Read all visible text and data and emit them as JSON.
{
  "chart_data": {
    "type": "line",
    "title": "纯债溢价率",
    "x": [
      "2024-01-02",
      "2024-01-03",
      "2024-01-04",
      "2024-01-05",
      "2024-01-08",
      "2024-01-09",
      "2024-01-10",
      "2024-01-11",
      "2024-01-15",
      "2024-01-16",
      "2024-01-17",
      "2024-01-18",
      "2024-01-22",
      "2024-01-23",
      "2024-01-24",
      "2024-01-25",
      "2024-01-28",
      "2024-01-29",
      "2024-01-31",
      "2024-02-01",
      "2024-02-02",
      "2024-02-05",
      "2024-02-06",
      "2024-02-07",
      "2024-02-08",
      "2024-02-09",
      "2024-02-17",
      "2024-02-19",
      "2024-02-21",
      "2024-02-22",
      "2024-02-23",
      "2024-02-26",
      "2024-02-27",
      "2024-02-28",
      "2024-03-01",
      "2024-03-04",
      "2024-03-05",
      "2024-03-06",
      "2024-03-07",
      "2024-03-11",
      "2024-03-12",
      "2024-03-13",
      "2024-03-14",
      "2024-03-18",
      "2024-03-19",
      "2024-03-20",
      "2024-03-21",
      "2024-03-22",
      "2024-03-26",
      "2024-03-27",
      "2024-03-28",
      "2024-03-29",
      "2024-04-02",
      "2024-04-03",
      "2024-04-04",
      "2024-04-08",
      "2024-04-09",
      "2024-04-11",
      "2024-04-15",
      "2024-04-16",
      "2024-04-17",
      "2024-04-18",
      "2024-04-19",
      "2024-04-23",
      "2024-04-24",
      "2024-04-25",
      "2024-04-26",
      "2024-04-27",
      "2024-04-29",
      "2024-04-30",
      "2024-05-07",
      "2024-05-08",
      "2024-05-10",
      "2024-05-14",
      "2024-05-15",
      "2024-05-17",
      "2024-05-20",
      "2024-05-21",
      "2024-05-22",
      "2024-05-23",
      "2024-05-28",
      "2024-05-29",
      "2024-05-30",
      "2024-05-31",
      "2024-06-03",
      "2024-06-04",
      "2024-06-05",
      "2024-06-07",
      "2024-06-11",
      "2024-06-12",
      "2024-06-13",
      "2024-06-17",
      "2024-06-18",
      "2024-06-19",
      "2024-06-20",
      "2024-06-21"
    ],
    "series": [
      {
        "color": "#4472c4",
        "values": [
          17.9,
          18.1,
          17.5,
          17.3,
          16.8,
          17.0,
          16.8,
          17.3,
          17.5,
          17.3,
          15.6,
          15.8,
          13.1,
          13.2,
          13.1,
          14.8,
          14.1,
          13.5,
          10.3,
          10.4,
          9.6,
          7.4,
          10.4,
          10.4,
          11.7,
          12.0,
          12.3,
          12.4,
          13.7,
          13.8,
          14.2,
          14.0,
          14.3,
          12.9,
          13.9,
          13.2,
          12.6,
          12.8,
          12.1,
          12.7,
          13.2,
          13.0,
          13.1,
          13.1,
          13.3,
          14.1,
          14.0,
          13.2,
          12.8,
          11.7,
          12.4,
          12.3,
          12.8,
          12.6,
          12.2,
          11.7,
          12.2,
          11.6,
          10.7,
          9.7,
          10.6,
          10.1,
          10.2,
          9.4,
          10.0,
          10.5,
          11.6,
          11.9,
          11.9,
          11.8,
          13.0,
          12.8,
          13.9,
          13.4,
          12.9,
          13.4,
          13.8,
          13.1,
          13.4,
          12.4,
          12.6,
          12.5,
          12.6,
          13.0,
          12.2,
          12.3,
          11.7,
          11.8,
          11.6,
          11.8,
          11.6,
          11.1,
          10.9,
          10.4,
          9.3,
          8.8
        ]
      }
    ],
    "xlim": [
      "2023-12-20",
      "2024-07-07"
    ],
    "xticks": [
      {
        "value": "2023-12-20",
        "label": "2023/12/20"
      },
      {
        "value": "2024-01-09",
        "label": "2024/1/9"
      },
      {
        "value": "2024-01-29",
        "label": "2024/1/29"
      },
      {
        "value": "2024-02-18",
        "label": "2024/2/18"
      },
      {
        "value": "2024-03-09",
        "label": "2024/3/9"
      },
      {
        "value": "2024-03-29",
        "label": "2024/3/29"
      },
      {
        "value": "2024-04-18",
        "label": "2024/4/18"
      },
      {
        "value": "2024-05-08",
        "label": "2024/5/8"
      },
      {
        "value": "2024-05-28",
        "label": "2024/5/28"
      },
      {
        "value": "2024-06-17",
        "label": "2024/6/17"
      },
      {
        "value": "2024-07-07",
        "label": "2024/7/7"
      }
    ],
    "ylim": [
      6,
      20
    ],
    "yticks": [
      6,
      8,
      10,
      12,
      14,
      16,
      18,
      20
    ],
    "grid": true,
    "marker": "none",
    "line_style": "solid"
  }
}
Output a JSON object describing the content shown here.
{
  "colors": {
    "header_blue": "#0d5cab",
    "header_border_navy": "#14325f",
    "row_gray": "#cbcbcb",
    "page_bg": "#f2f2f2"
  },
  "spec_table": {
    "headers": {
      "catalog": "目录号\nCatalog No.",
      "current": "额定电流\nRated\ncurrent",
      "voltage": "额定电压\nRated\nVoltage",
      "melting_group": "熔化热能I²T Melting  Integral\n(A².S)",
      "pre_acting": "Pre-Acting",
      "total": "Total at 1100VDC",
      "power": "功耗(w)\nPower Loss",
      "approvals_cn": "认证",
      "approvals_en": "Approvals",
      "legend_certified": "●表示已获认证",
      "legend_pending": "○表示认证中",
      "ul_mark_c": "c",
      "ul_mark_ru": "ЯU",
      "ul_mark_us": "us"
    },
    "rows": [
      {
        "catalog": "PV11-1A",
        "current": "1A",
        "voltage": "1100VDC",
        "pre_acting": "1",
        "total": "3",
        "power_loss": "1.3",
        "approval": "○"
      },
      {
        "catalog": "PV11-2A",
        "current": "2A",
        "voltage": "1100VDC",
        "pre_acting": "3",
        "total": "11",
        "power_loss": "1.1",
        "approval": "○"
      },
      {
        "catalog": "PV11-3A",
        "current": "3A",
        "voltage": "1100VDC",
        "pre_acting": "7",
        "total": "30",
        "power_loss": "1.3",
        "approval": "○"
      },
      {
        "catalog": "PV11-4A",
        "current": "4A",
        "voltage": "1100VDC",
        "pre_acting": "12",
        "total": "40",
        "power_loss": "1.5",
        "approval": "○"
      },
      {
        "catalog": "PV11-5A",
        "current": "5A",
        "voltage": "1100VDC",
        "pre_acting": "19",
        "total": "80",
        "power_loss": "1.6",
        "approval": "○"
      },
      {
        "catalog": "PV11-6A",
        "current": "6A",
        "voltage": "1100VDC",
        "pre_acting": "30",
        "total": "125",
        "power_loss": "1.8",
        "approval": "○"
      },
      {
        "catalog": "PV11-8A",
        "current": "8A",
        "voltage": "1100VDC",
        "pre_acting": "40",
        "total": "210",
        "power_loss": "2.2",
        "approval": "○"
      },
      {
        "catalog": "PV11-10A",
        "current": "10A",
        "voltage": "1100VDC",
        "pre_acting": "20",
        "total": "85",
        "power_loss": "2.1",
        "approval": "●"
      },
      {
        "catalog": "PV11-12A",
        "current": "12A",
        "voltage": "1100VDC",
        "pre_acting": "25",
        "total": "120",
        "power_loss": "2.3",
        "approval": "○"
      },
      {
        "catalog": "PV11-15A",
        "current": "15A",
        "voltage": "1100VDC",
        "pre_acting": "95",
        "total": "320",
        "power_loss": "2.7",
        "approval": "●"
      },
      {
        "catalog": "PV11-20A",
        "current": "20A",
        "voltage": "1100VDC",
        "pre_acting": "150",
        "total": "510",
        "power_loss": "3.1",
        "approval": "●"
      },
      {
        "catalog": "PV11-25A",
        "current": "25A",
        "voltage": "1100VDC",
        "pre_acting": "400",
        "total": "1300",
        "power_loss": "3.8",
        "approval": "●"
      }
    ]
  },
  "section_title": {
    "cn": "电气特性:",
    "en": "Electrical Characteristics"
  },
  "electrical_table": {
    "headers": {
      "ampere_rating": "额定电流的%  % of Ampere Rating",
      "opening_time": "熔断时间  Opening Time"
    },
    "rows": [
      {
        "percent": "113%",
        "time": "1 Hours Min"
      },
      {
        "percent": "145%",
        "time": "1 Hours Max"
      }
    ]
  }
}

## Goal
Tell how many lines of the data above hold the string "nRated". Give only the number.

## Task result
2